### STATED PROBLEM
What follows is a block of records; reproduce all of it verbatim.

### ENTRIES PROVIDED
----------------
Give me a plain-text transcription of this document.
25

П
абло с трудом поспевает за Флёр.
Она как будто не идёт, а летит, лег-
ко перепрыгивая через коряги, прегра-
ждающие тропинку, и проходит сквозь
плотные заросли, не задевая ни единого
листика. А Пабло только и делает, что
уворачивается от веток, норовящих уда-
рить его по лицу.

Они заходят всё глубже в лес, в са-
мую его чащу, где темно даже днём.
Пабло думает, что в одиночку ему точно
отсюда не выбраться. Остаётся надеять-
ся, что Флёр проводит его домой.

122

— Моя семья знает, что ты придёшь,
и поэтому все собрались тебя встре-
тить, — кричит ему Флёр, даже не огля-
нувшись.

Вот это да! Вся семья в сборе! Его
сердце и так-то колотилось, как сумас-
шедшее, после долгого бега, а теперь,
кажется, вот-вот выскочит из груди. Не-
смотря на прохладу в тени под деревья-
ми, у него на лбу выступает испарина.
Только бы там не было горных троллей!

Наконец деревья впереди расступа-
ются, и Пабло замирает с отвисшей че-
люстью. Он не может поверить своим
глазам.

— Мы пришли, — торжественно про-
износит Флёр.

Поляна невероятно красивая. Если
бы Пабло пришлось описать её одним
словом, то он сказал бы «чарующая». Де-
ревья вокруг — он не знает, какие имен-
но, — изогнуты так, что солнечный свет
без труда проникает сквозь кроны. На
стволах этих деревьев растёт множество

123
----------------
### SOLVED PROBLEM
Give me a plain-text transcription of this document.
25

П
абло с трудом поспевает за Флёр.
Она как будто не идёт, а летит, лег-
ко перепрыгивая через коряги, прегра-
ждающие тропинку, и проходит сквозь
плотные заросли, не задевая ни единого
листика. А Пабло только и делает, что
уворачивается от веток, норовящих уда-
рить его по лицу.

Они заходят всё глубже в лес, в са-
мую его чащу, где темно даже днём.
Пабло думает, что в одиночку ему точно
отсюда не выбраться. Остаётся надеять-
ся, что Флёр проводит его домой.

122

— Моя семья знает, что ты придёшь,
и поэтому все собрались тебя встре-
тить, — кричит ему Флёр, даже не огля-
нувшись.

Вот это да! Вся семья в сборе! Его
сердце и так-то колотилось, как сумас-
шедшее, после долгого бега, а теперь,
кажется, вот-вот выскочит из груди. Не-
смотря на прохладу в тени под деревья-
ми, у него на лбу выступает испарина.
Только бы там не было горных троллей!

Наконец деревья впереди расступа-
ются, и Пабло замирает с отвисшей че-
люстью. Он не может поверить своим
глазам.

— Мы пришли, — торжественно про-
износит Флёр.

Поляна невероятно красивая. Если
бы Пабло пришлось описать её одним
словом, то он сказал бы «чарующая». Де-
ревья вокруг — он не знает, какие имен-
но, — изогнуты так, что солнечный свет
без труда проникает сквозь кроны. На
стволах этих деревьев растёт множество

123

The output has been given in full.